▶ Exercise
Reproduce the data exactly.

________________

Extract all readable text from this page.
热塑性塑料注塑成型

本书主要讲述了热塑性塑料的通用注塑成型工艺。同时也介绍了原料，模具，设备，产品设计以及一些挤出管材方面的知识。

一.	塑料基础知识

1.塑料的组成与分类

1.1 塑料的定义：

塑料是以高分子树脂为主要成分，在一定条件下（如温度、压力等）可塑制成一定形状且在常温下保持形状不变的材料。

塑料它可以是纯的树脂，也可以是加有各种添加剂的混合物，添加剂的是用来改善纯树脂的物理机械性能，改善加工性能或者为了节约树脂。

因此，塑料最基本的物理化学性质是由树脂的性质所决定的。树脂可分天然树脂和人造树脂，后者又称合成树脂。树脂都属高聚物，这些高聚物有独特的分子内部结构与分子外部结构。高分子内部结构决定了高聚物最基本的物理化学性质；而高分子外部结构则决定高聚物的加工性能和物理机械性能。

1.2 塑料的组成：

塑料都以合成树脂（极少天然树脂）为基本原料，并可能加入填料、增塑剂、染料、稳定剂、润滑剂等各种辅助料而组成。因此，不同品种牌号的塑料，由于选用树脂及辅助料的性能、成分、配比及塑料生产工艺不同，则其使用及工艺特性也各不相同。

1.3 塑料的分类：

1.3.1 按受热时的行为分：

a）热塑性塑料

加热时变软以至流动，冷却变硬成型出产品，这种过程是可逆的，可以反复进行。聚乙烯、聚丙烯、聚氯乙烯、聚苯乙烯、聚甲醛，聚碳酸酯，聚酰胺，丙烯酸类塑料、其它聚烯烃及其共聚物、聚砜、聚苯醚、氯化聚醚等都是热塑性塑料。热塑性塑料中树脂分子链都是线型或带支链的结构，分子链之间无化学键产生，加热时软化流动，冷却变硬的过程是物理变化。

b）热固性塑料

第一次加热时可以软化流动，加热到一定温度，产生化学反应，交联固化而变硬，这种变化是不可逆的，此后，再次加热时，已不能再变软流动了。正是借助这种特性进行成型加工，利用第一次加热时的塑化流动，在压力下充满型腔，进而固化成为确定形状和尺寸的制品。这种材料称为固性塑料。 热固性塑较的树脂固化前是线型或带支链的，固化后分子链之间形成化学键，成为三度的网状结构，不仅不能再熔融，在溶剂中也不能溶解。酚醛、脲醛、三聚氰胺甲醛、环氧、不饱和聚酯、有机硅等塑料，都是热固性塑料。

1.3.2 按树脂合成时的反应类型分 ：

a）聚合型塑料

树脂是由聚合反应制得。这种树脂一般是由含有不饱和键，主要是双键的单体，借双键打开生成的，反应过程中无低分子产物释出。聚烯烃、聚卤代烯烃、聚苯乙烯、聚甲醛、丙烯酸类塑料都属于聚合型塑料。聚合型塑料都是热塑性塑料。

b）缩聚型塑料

________________

▶ Written solution
Extract all readable text from this page.
热塑性塑料注塑成型

本书主要讲述了热塑性塑料的通用注塑成型工艺。同时也介绍了原料，模具，设备，产品设计以及一些挤出管材方面的知识。

一.	塑料基础知识

1.塑料的组成与分类

1.1 塑料的定义：

塑料是以高分子树脂为主要成分，在一定条件下（如温度、压力等）可塑制成一定形状且在常温下保持形状不变的材料。

塑料它可以是纯的树脂，也可以是加有各种添加剂的混合物，添加剂的是用来改善纯树脂的物理机械性能，改善加工性能或者为了节约树脂。

因此，塑料最基本的物理化学性质是由树脂的性质所决定的。树脂可分天然树脂和人造树脂，后者又称合成树脂。树脂都属高聚物，这些高聚物有独特的分子内部结构与分子外部结构。高分子内部结构决定了高聚物最基本的物理化学性质；而高分子外部结构则决定高聚物的加工性能和物理机械性能。

1.2 塑料的组成：

塑料都以合成树脂（极少天然树脂）为基本原料，并可能加入填料、增塑剂、染料、稳定剂、润滑剂等各种辅助料而组成。因此，不同品种牌号的塑料，由于选用树脂及辅助料的性能、成分、配比及塑料生产工艺不同，则其使用及工艺特性也各不相同。

1.3 塑料的分类：

1.3.1 按受热时的行为分：

a）热塑性塑料

加热时变软以至流动，冷却变硬成型出产品，这种过程是可逆的，可以反复进行。聚乙烯、聚丙烯、聚氯乙烯、聚苯乙烯、聚甲醛，聚碳酸酯，聚酰胺，丙烯酸类塑料、其它聚烯烃及其共聚物、聚砜、聚苯醚、氯化聚醚等都是热塑性塑料。热塑性塑料中树脂分子链都是线型或带支链的结构，分子链之间无化学键产生，加热时软化流动，冷却变硬的过程是物理变化。

b）热固性塑料

第一次加热时可以软化流动，加热到一定温度，产生化学反应，交联固化而变硬，这种变化是不可逆的，此后，再次加热时，已不能再变软流动了。正是借助这种特性进行成型加工，利用第一次加热时的塑化流动，在压力下充满型腔，进而固化成为确定形状和尺寸的制品。这种材料称为固性塑料。 热固性塑较的树脂固化前是线型或带支链的，固化后分子链之间形成化学键，成为三度的网状结构，不仅不能再熔融，在溶剂中也不能溶解。酚醛、脲醛、三聚氰胺甲醛、环氧、不饱和聚酯、有机硅等塑料，都是热固性塑料。

1.3.2 按树脂合成时的反应类型分 ：

a）聚合型塑料

树脂是由聚合反应制得。这种树脂一般是由含有不饱和键，主要是双键的单体，借双键打开生成的，反应过程中无低分子产物释出。聚烯烃、聚卤代烯烃、聚苯乙烯、聚甲醛、丙烯酸类塑料都属于聚合型塑料。聚合型塑料都是热塑性塑料。

b）缩聚型塑料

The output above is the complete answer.